◆ **YOUR INSTRUCTIONS**
Copy out each line exactly; pictures stay out of the copy.

◆ **DATA FOR THIS TASK**

▼▼▼

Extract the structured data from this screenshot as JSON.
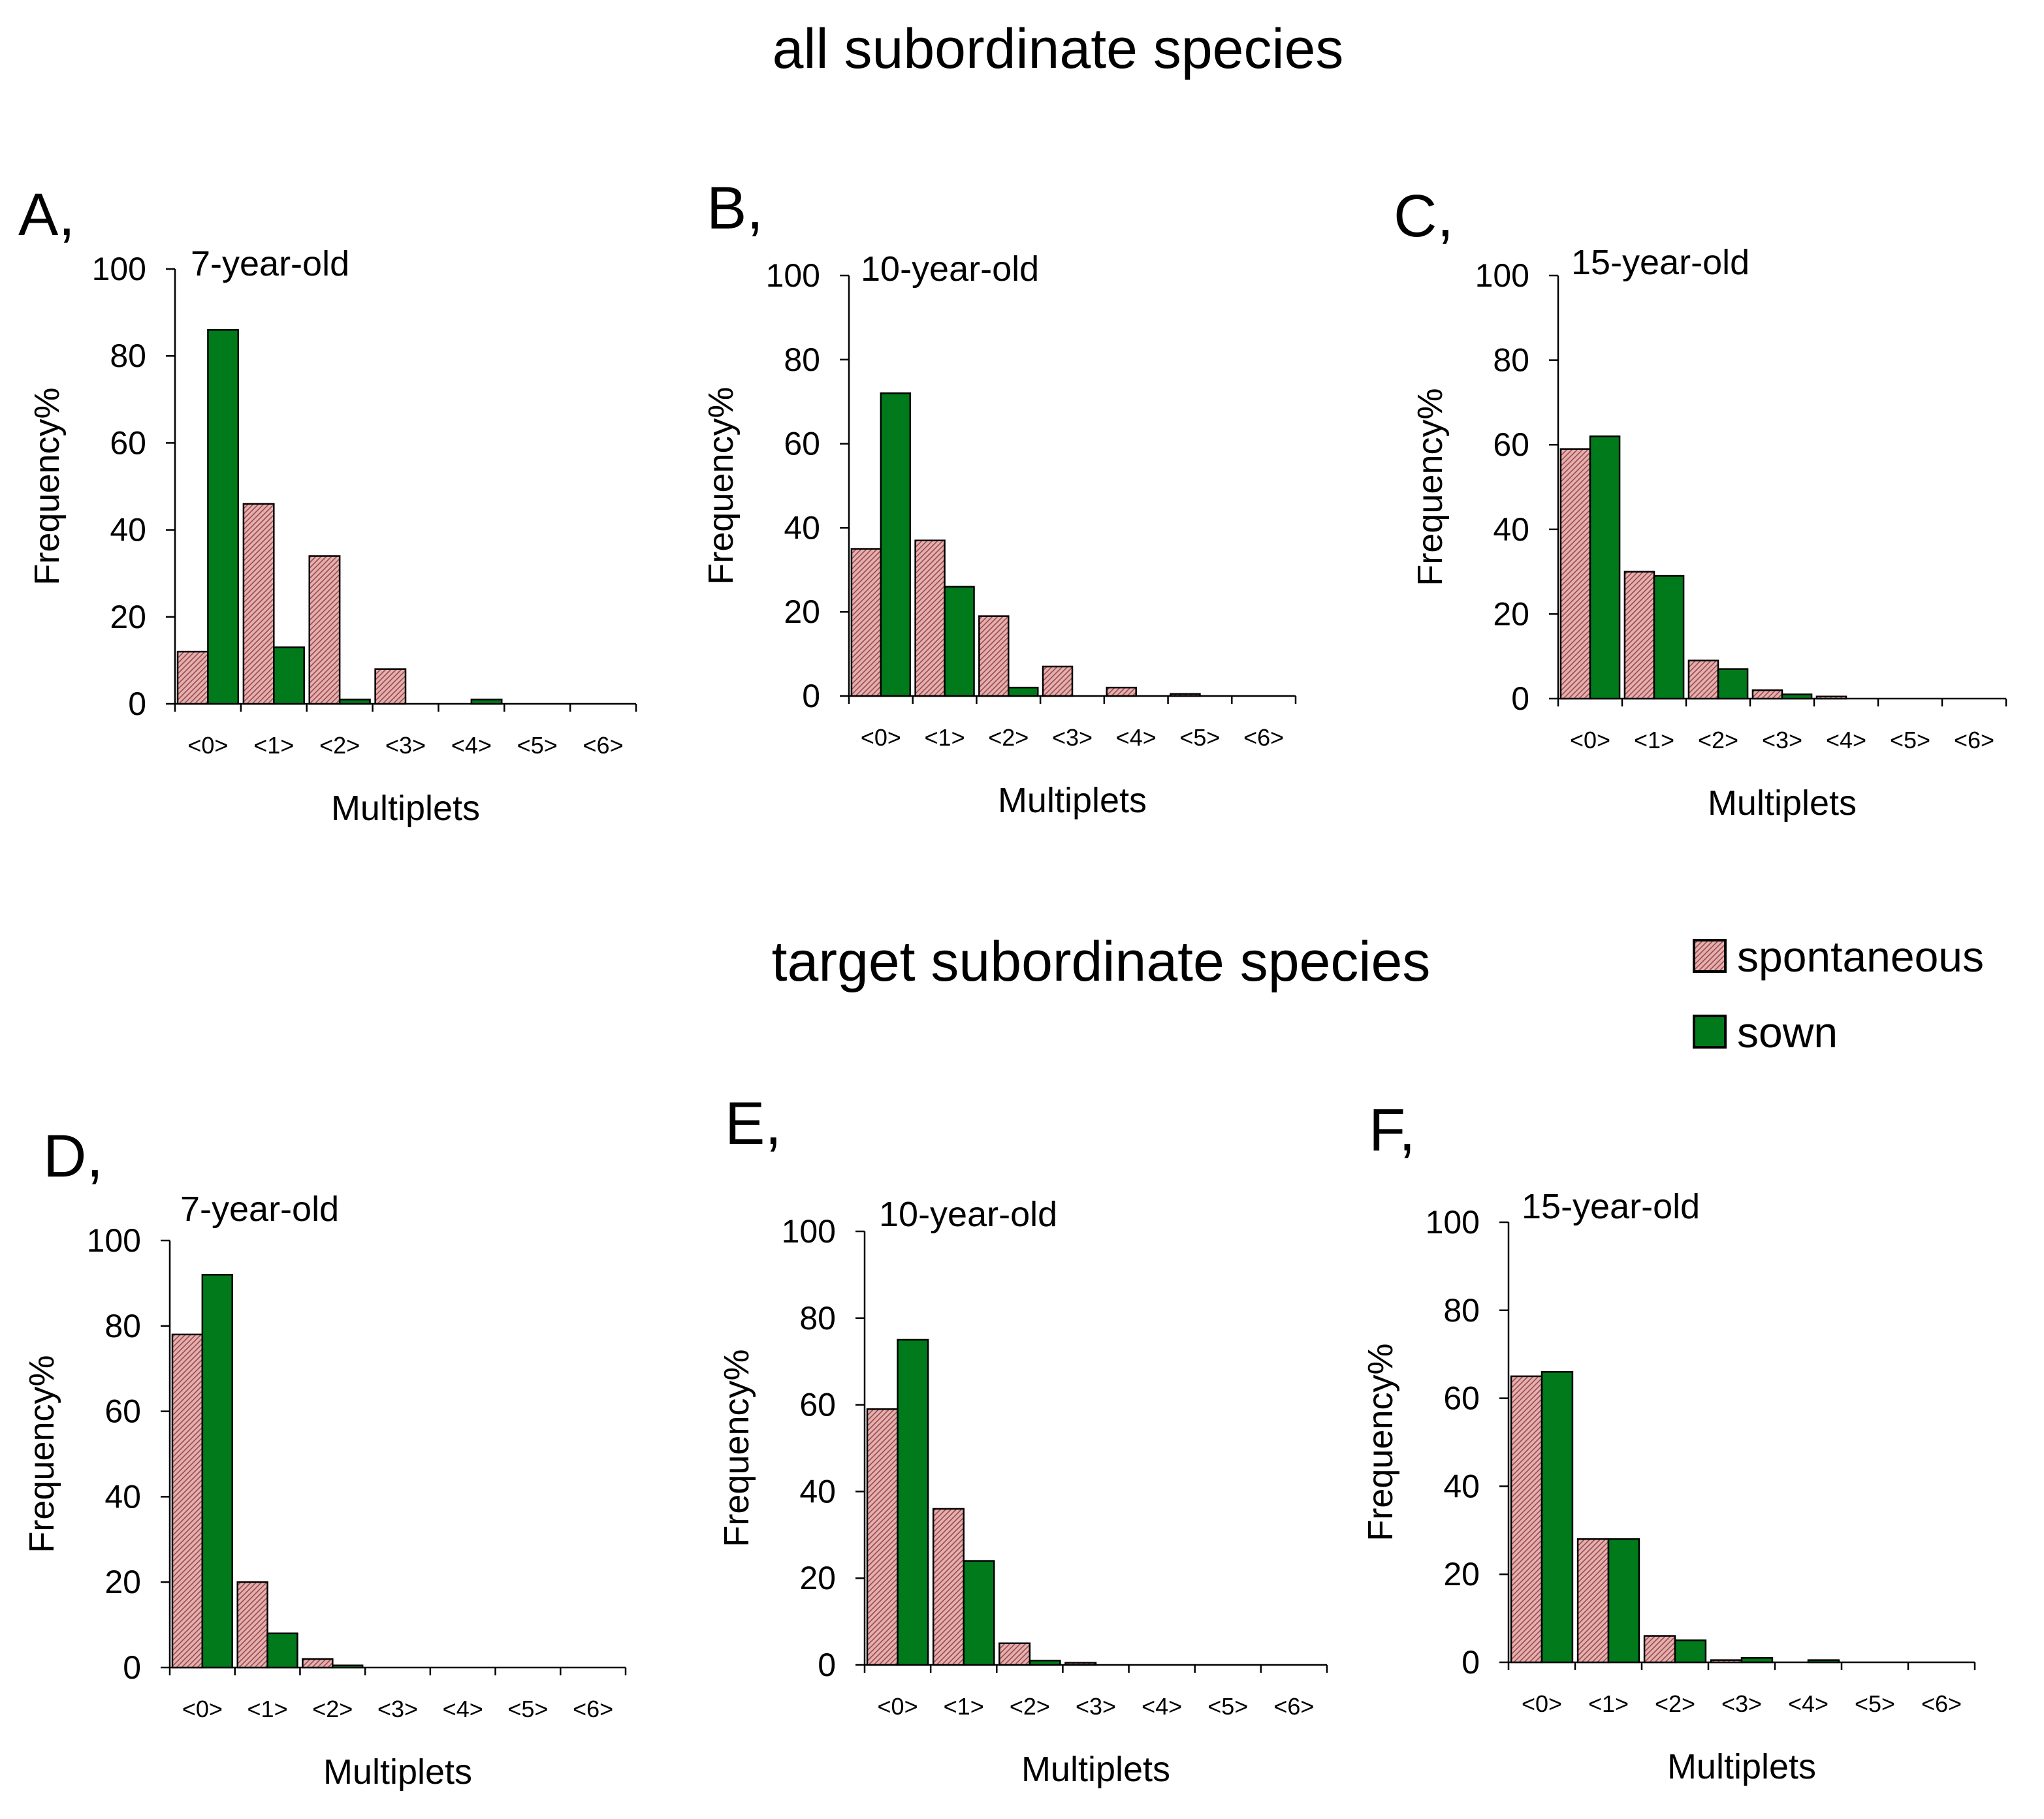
{
  "titles": {
    "top": "all subordinate species",
    "bottom": "target subordinate species"
  },
  "legend": [
    {
      "label": "spontaneous",
      "pattern": "hatched",
      "color": "#d8a0a0"
    },
    {
      "label": "sown",
      "color": "#007a1a"
    }
  ],
  "colors": {
    "spontaneous": "#d8a0a0",
    "spontaneous_hatch": "#a04848",
    "sown": "#007a1a"
  },
  "chart_data": [
    {
      "type": "bar",
      "panel": "A,",
      "subtitle": "7-year-old",
      "group": "all subordinate species",
      "categories": [
        "<0>",
        "<1>",
        "<2>",
        "<3>",
        "<4>",
        "<5>",
        "<6>"
      ],
      "series": [
        {
          "name": "spontaneous",
          "values": [
            12,
            46,
            34,
            8,
            0,
            0,
            0
          ]
        },
        {
          "name": "sown",
          "values": [
            86,
            13,
            1,
            0,
            1,
            0,
            0
          ]
        }
      ],
      "xlabel": "Multiplets",
      "ylabel": "Frequency%",
      "ylim": [
        0,
        100
      ],
      "yticks": [
        0,
        20,
        40,
        60,
        80,
        100
      ]
    },
    {
      "type": "bar",
      "panel": "B,",
      "subtitle": "10-year-old",
      "group": "all subordinate species",
      "categories": [
        "<0>",
        "<1>",
        "<2>",
        "<3>",
        "<4>",
        "<5>",
        "<6>"
      ],
      "series": [
        {
          "name": "spontaneous",
          "values": [
            35,
            37,
            19,
            7,
            2,
            0.5,
            0
          ]
        },
        {
          "name": "sown",
          "values": [
            72,
            26,
            2,
            0,
            0,
            0,
            0
          ]
        }
      ],
      "xlabel": "Multiplets",
      "ylabel": "Frequency%",
      "ylim": [
        0,
        100
      ],
      "yticks": [
        0,
        20,
        40,
        60,
        80,
        100
      ]
    },
    {
      "type": "bar",
      "panel": "C,",
      "subtitle": "15-year-old",
      "group": "all subordinate species",
      "categories": [
        "<0>",
        "<1>",
        "<2>",
        "<3>",
        "<4>",
        "<5>",
        "<6>"
      ],
      "series": [
        {
          "name": "spontaneous",
          "values": [
            59,
            30,
            9,
            2,
            0.5,
            0,
            0
          ]
        },
        {
          "name": "sown",
          "values": [
            62,
            29,
            7,
            1,
            0,
            0,
            0
          ]
        }
      ],
      "xlabel": "Multiplets",
      "ylabel": "Frequency%",
      "ylim": [
        0,
        100
      ],
      "yticks": [
        0,
        20,
        40,
        60,
        80,
        100
      ]
    },
    {
      "type": "bar",
      "panel": "D,",
      "subtitle": "7-year-old",
      "group": "target subordinate species",
      "categories": [
        "<0>",
        "<1>",
        "<2>",
        "<3>",
        "<4>",
        "<5>",
        "<6>"
      ],
      "series": [
        {
          "name": "spontaneous",
          "values": [
            78,
            20,
            2,
            0,
            0,
            0,
            0
          ]
        },
        {
          "name": "sown",
          "values": [
            92,
            8,
            0.5,
            0,
            0,
            0,
            0
          ]
        }
      ],
      "xlabel": "Multiplets",
      "ylabel": "Frequency%",
      "ylim": [
        0,
        100
      ],
      "yticks": [
        0,
        20,
        40,
        60,
        80,
        100
      ]
    },
    {
      "type": "bar",
      "panel": "E,",
      "subtitle": "10-year-old",
      "group": "target subordinate species",
      "categories": [
        "<0>",
        "<1>",
        "<2>",
        "<3>",
        "<4>",
        "<5>",
        "<6>"
      ],
      "series": [
        {
          "name": "spontaneous",
          "values": [
            59,
            36,
            5,
            0.5,
            0,
            0,
            0
          ]
        },
        {
          "name": "sown",
          "values": [
            75,
            24,
            1,
            0,
            0,
            0,
            0
          ]
        }
      ],
      "xlabel": "Multiplets",
      "ylabel": "Frequency%",
      "ylim": [
        0,
        100
      ],
      "yticks": [
        0,
        20,
        40,
        60,
        80,
        100
      ]
    },
    {
      "type": "bar",
      "panel": "F,",
      "subtitle": "15-year-old",
      "group": "target subordinate species",
      "categories": [
        "<0>",
        "<1>",
        "<2>",
        "<3>",
        "<4>",
        "<5>",
        "<6>"
      ],
      "series": [
        {
          "name": "spontaneous",
          "values": [
            65,
            28,
            6,
            0.5,
            0,
            0,
            0
          ]
        },
        {
          "name": "sown",
          "values": [
            66,
            28,
            5,
            1,
            0.5,
            0,
            0
          ]
        }
      ],
      "xlabel": "Multiplets",
      "ylabel": "Frequency%",
      "ylim": [
        0,
        100
      ],
      "yticks": [
        0,
        20,
        40,
        60,
        80,
        100
      ]
    }
  ]
}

▲▲▲

◆ **CORRECT ANSWER**
Extract the structured data from this screenshot as JSON.
{
  "titles": {
    "top": "all subordinate species",
    "bottom": "target subordinate species"
  },
  "legend": [
    {
      "label": "spontaneous",
      "pattern": "hatched",
      "color": "#d8a0a0"
    },
    {
      "label": "sown",
      "color": "#007a1a"
    }
  ],
  "colors": {
    "spontaneous": "#d8a0a0",
    "spontaneous_hatch": "#a04848",
    "sown": "#007a1a"
  },
  "chart_data": [
    {
      "type": "bar",
      "panel": "A,",
      "subtitle": "7-year-old",
      "group": "all subordinate species",
      "categories": [
        "<0>",
        "<1>",
        "<2>",
        "<3>",
        "<4>",
        "<5>",
        "<6>"
      ],
      "series": [
        {
          "name": "spontaneous",
          "values": [
            12,
            46,
            34,
            8,
            0,
            0,
            0
          ]
        },
        {
          "name": "sown",
          "values": [
            86,
            13,
            1,
            0,
            1,
            0,
            0
          ]
        }
      ],
      "xlabel": "Multiplets",
      "ylabel": "Frequency%",
      "ylim": [
        0,
        100
      ],
      "yticks": [
        0,
        20,
        40,
        60,
        80,
        100
      ]
    },
    {
      "type": "bar",
      "panel": "B,",
      "subtitle": "10-year-old",
      "group": "all subordinate species",
      "categories": [
        "<0>",
        "<1>",
        "<2>",
        "<3>",
        "<4>",
        "<5>",
        "<6>"
      ],
      "series": [
        {
          "name": "spontaneous",
          "values": [
            35,
            37,
            19,
            7,
            2,
            0.5,
            0
          ]
        },
        {
          "name": "sown",
          "values": [
            72,
            26,
            2,
            0,
            0,
            0,
            0
          ]
        }
      ],
      "xlabel": "Multiplets",
      "ylabel": "Frequency%",
      "ylim": [
        0,
        100
      ],
      "yticks": [
        0,
        20,
        40,
        60,
        80,
        100
      ]
    },
    {
      "type": "bar",
      "panel": "C,",
      "subtitle": "15-year-old",
      "group": "all subordinate species",
      "categories": [
        "<0>",
        "<1>",
        "<2>",
        "<3>",
        "<4>",
        "<5>",
        "<6>"
      ],
      "series": [
        {
          "name": "spontaneous",
          "values": [
            59,
            30,
            9,
            2,
            0.5,
            0,
            0
          ]
        },
        {
          "name": "sown",
          "values": [
            62,
            29,
            7,
            1,
            0,
            0,
            0
          ]
        }
      ],
      "xlabel": "Multiplets",
      "ylabel": "Frequency%",
      "ylim": [
        0,
        100
      ],
      "yticks": [
        0,
        20,
        40,
        60,
        80,
        100
      ]
    },
    {
      "type": "bar",
      "panel": "D,",
      "subtitle": "7-year-old",
      "group": "target subordinate species",
      "categories": [
        "<0>",
        "<1>",
        "<2>",
        "<3>",
        "<4>",
        "<5>",
        "<6>"
      ],
      "series": [
        {
          "name": "spontaneous",
          "values": [
            78,
            20,
            2,
            0,
            0,
            0,
            0
          ]
        },
        {
          "name": "sown",
          "values": [
            92,
            8,
            0.5,
            0,
            0,
            0,
            0
          ]
        }
      ],
      "xlabel": "Multiplets",
      "ylabel": "Frequency%",
      "ylim": [
        0,
        100
      ],
      "yticks": [
        0,
        20,
        40,
        60,
        80,
        100
      ]
    },
    {
      "type": "bar",
      "panel": "E,",
      "subtitle": "10-year-old",
      "group": "target subordinate species",
      "categories": [
        "<0>",
        "<1>",
        "<2>",
        "<3>",
        "<4>",
        "<5>",
        "<6>"
      ],
      "series": [
        {
          "name": "spontaneous",
          "values": [
            59,
            36,
            5,
            0.5,
            0,
            0,
            0
          ]
        },
        {
          "name": "sown",
          "values": [
            75,
            24,
            1,
            0,
            0,
            0,
            0
          ]
        }
      ],
      "xlabel": "Multiplets",
      "ylabel": "Frequency%",
      "ylim": [
        0,
        100
      ],
      "yticks": [
        0,
        20,
        40,
        60,
        80,
        100
      ]
    },
    {
      "type": "bar",
      "panel": "F,",
      "subtitle": "15-year-old",
      "group": "target subordinate species",
      "categories": [
        "<0>",
        "<1>",
        "<2>",
        "<3>",
        "<4>",
        "<5>",
        "<6>"
      ],
      "series": [
        {
          "name": "spontaneous",
          "values": [
            65,
            28,
            6,
            0.5,
            0,
            0,
            0
          ]
        },
        {
          "name": "sown",
          "values": [
            66,
            28,
            5,
            1,
            0.5,
            0,
            0
          ]
        }
      ],
      "xlabel": "Multiplets",
      "ylabel": "Frequency%",
      "ylim": [
        0,
        100
      ],
      "yticks": [
        0,
        20,
        40,
        60,
        80,
        100
      ]
    }
  ]
}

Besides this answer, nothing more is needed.